§ Brief: Lines containing the string "Real" are to be collected in full.
——————————
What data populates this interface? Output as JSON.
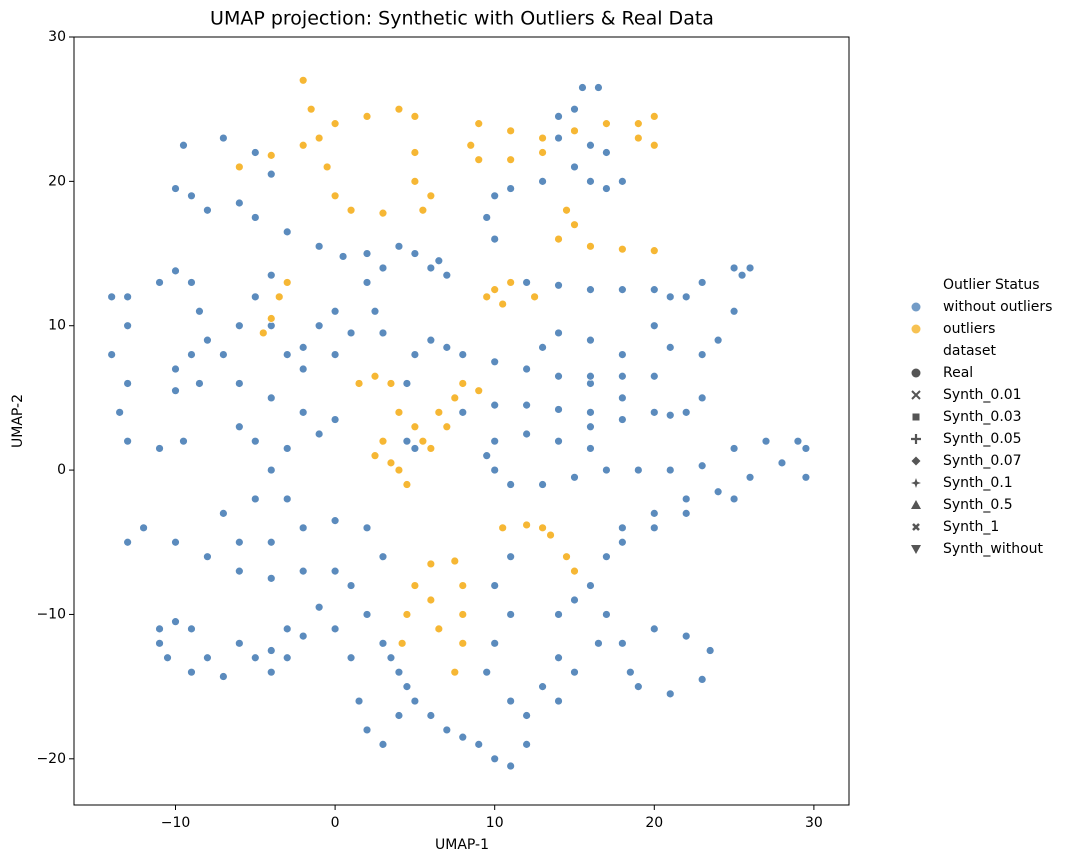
{
  "chart_data": {
    "type": "scatter",
    "title": "UMAP projection: Synthetic with Outliers & Real Data",
    "xlabel": "UMAP-1",
    "ylabel": "UMAP-2",
    "xlim": [
      -16.36,
      32.2
    ],
    "ylim": [
      -23.2,
      30
    ],
    "xticks": [
      {
        "value": -10,
        "label": "−10"
      },
      0,
      10,
      20,
      30
    ],
    "yticks": [
      {
        "value": -20,
        "label": "−20"
      },
      {
        "value": -10,
        "label": "−10"
      },
      0,
      10,
      20,
      30
    ],
    "legend": {
      "title": "Outlier Status",
      "style_title": "dataset",
      "styles": [
        "Real",
        "Synth_0.01",
        "Synth_0.03",
        "Synth_0.05",
        "Synth_0.07",
        "Synth_0.1",
        "Synth_0.5",
        "Synth_1",
        "Synth_without"
      ],
      "style_markers": [
        "circle",
        "x",
        "square",
        "plus",
        "diamond",
        "star",
        "triangle-up",
        "small-x",
        "triangle-down"
      ]
    },
    "series": [
      {
        "name": "without outliers",
        "color": "#5b8bbd",
        "x": [
          -10,
          -9.5,
          -7,
          -5,
          -4,
          -9,
          -8,
          -6,
          -5,
          -3,
          -1,
          0.5,
          -14,
          -13,
          -14,
          -13,
          -13.5,
          -13,
          -11,
          -9.5,
          -13,
          -11,
          -10,
          -9,
          -8.5,
          -8,
          -9,
          -10,
          -10,
          -8.5,
          -7,
          -6,
          -5,
          -4,
          -3.5,
          -4,
          -3,
          -2,
          0,
          1,
          0,
          -1,
          -2,
          -6,
          -4,
          -2,
          0,
          -1,
          -3,
          -5,
          -6,
          -4,
          -3,
          -5,
          -7,
          -6,
          -4,
          -2,
          0,
          2,
          3,
          -13,
          -12,
          -10,
          -8,
          -6,
          -4,
          -2,
          0,
          1,
          2,
          3,
          4,
          5,
          6,
          7,
          8,
          9,
          10,
          11,
          12,
          -11,
          -10,
          -9,
          -8,
          -7,
          -9,
          -10.5,
          -11,
          -6,
          -5,
          -4,
          -3,
          -2,
          -3,
          -4,
          -1,
          0,
          1,
          1.5,
          2,
          3,
          4,
          4.5,
          3.5,
          10,
          11,
          10.5,
          11,
          10,
          9.5,
          11,
          12,
          13,
          14,
          14,
          15,
          16,
          17,
          16.5,
          15,
          14,
          18,
          20,
          22,
          23.5,
          23,
          21,
          19,
          18.5,
          17,
          18,
          20,
          22,
          24,
          26,
          28,
          29.5,
          29.5,
          25,
          22,
          20,
          18,
          10,
          11,
          13,
          15,
          17,
          19,
          21,
          23,
          25,
          27,
          29,
          16,
          14,
          12,
          10,
          9.5,
          16,
          18,
          20,
          22,
          23,
          21,
          18,
          16,
          14,
          12,
          10,
          8,
          7,
          6,
          5,
          4.5,
          4,
          4.5,
          5,
          8,
          10,
          12,
          14,
          16,
          13,
          14,
          16,
          18,
          20,
          18,
          16,
          22,
          20,
          18,
          16,
          14,
          12,
          25,
          23,
          21,
          20,
          21,
          23,
          24,
          25,
          25.5,
          26,
          10,
          9.5,
          10,
          11,
          13,
          15,
          16,
          15,
          14,
          14,
          15,
          15.5,
          16.5,
          17,
          18,
          17,
          16,
          2,
          3,
          4,
          5,
          6,
          7,
          6.5,
          2,
          2.5,
          3
        ],
        "values": [
          19.5,
          22.5,
          23,
          22,
          20.5,
          19,
          18,
          18.5,
          17.5,
          16.5,
          15.5,
          14.8,
          12,
          10,
          8,
          6,
          4,
          2,
          1.5,
          2,
          12,
          13,
          13.8,
          13,
          11,
          9,
          8,
          7,
          5.5,
          6,
          8,
          10,
          12,
          13.5,
          12,
          10,
          8,
          7,
          8,
          9.5,
          11,
          10,
          8.5,
          6,
          5,
          4,
          3.5,
          2.5,
          1.5,
          2,
          3,
          0,
          -2,
          -2,
          -3,
          -5,
          -5,
          -4,
          -3.5,
          -4,
          -6,
          -5,
          -4,
          -5,
          -6,
          -7,
          -7.5,
          -7,
          -7,
          -8,
          -10,
          -12,
          -14,
          -16,
          -17,
          -18,
          -18.5,
          -19,
          -20,
          -20.5,
          -19,
          -11,
          -10.5,
          -11,
          -13,
          -14.3,
          -14,
          -13,
          -12,
          -12,
          -13,
          -14,
          -13,
          -11.5,
          -11,
          -12.5,
          -9.5,
          -11,
          -13,
          -16,
          -18,
          -19,
          -17,
          -15,
          -13,
          -8,
          -6,
          -4,
          -10,
          -12,
          -14,
          -16,
          -17,
          -15,
          -13,
          -10,
          -9,
          -8,
          -10,
          -12,
          -14,
          -16,
          -12,
          -11,
          -11.5,
          -12.5,
          -14.5,
          -15.5,
          -15,
          -14,
          -6,
          -4,
          -3,
          -2,
          -1.5,
          -0.5,
          0.5,
          1.5,
          -0.5,
          -2,
          -3,
          -4,
          -5,
          0,
          -1,
          -1,
          -0.5,
          0,
          0,
          0,
          0.3,
          1.5,
          2,
          2,
          1.5,
          2,
          2.5,
          2,
          1,
          3,
          3.5,
          4,
          4,
          5,
          3.8,
          5,
          6,
          6.5,
          7,
          7.5,
          8,
          8.5,
          9,
          8,
          6,
          4,
          2,
          1.5,
          4,
          4.5,
          4.5,
          4.2,
          4,
          8.5,
          9.5,
          9,
          8,
          6.5,
          6.5,
          6.5,
          12,
          12.5,
          12.5,
          12.5,
          12.8,
          13,
          14,
          13,
          12,
          10,
          8.5,
          8,
          9,
          11,
          13.5,
          14,
          16,
          17.5,
          19,
          19.5,
          20,
          21,
          22.5,
          23.5,
          24.5,
          23,
          25,
          26.5,
          26.5,
          22,
          20,
          19.5,
          20,
          15,
          14,
          15.5,
          15,
          14,
          13.5,
          14.5,
          13,
          11,
          9.5
        ]
      },
      {
        "name": "outliers",
        "color": "#f6b734",
        "x": [
          -2,
          -1.5,
          -1,
          -2,
          -4,
          -6,
          0,
          2,
          4,
          5,
          5,
          5,
          6,
          5.5,
          3,
          1,
          0,
          -0.5,
          9,
          11,
          13,
          15,
          17,
          19,
          20,
          20,
          19,
          9,
          11,
          13,
          8.5,
          14.5,
          15,
          14,
          16,
          18,
          20,
          10,
          11,
          12.5,
          10.5,
          9.5,
          -3.5,
          -4,
          -4.5,
          -3,
          1.5,
          2.5,
          3.5,
          4,
          3,
          2.5,
          4,
          4.5,
          3.5,
          5,
          5.5,
          6,
          7,
          7.5,
          8,
          9,
          6.5,
          10.5,
          12,
          13.5,
          14.5,
          15,
          13,
          6,
          7.5,
          8,
          8,
          8,
          7.5,
          6.5,
          6,
          5,
          4.5,
          4.2
        ],
        "values": [
          27,
          25,
          23,
          22.5,
          21.8,
          21,
          24,
          24.5,
          25,
          24.5,
          22,
          20,
          19,
          18,
          17.8,
          18,
          19,
          21,
          24,
          23.5,
          23,
          23.5,
          24,
          24,
          24.5,
          22.5,
          23,
          21.5,
          21.5,
          22,
          22.5,
          18,
          17,
          16,
          15.5,
          15.3,
          15.2,
          12.5,
          13,
          12,
          11.5,
          12,
          12,
          10.5,
          9.5,
          13,
          6,
          6.5,
          6,
          4,
          2,
          1,
          0,
          -1,
          0.5,
          3,
          2,
          1.5,
          3,
          5,
          6,
          5.5,
          4,
          -4,
          -3.8,
          -4.5,
          -6,
          -7,
          -4,
          -6.5,
          -6.3,
          -8,
          -10,
          -12,
          -14,
          -11,
          -9,
          -8,
          -10,
          -12
        ]
      }
    ]
  }
}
——————————
§ Completed exercise:
    "title": "UMAP projection: Synthetic with Outliers & Real Data",
        "Real",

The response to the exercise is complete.